◆ **TASK DIRECTIONS**: Do any lines in the data below contain "Chan"? If so, copy every one of them.

◆ **INFORMATION GIVEN**:

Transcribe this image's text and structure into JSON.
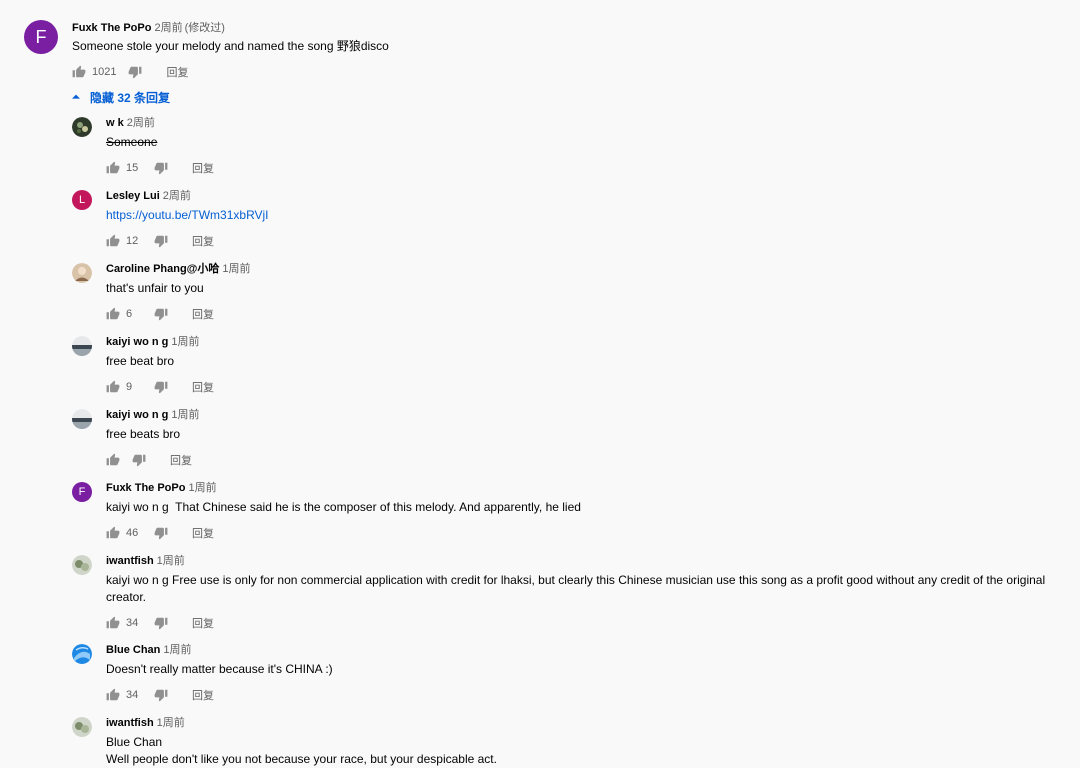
{
  "top_comment": {
    "avatar_letter": "F",
    "author": "Fuxk The PoPo",
    "time": "2周前",
    "edited": "(修改过)",
    "text": "Someone stole your melody and named the song 野狼disco",
    "likes": "1021",
    "reply_label": "回复"
  },
  "replies_toggle": {
    "label": "隐藏 32 条回复"
  },
  "colors": {
    "link": "#065fd4",
    "avatar_purple": "#7b1fa2",
    "avatar_red": "#c2185b"
  },
  "replies": [
    {
      "author": "w k",
      "time": "2周前",
      "text": "Someone",
      "likes": "15",
      "reply_label": "回复"
    },
    {
      "avatar_letter": "L",
      "author": "Lesley Lui",
      "time": "2周前",
      "text": "https://youtu.be/TWm31xbRVjI",
      "likes": "12",
      "reply_label": "回复"
    },
    {
      "author": "Caroline Phang@小哈",
      "time": "1周前",
      "text": "that's unfair to you",
      "likes": "6",
      "reply_label": "回复"
    },
    {
      "author": "kaiyi wo n g",
      "time": "1周前",
      "text": "free beat bro",
      "likes": "9",
      "reply_label": "回复"
    },
    {
      "author": "kaiyi wo n g",
      "time": "1周前",
      "text": "free beats bro",
      "likes": "",
      "reply_label": "回复"
    },
    {
      "avatar_letter": "F",
      "author": "Fuxk The PoPo",
      "time": "1周前",
      "text": "kaiyi wo n g  That Chinese said he is the composer of this melody. And apparently, he lied",
      "likes": "46",
      "reply_label": "回复"
    },
    {
      "author": "iwantfish",
      "time": "1周前",
      "text": "kaiyi wo n g Free use is only for non commercial application with credit for lhaksi, but clearly this Chinese musician use this song as a profit good without any credit of the original creator.",
      "likes": "34",
      "reply_label": "回复"
    },
    {
      "author": "Blue Chan",
      "time": "1周前",
      "text": "Doesn't really matter because it's CHINA :)",
      "likes": "34",
      "reply_label": "回复"
    },
    {
      "author": "iwantfish",
      "time": "1周前",
      "text_line1": "Blue Chan",
      "text_line2": "Well people don't like you not because your race, but your despicable act."
    }
  ]
}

◆ **FULL ANSWER**:
      "author": "Blue Chan",
      "text_line1": "Blue Chan",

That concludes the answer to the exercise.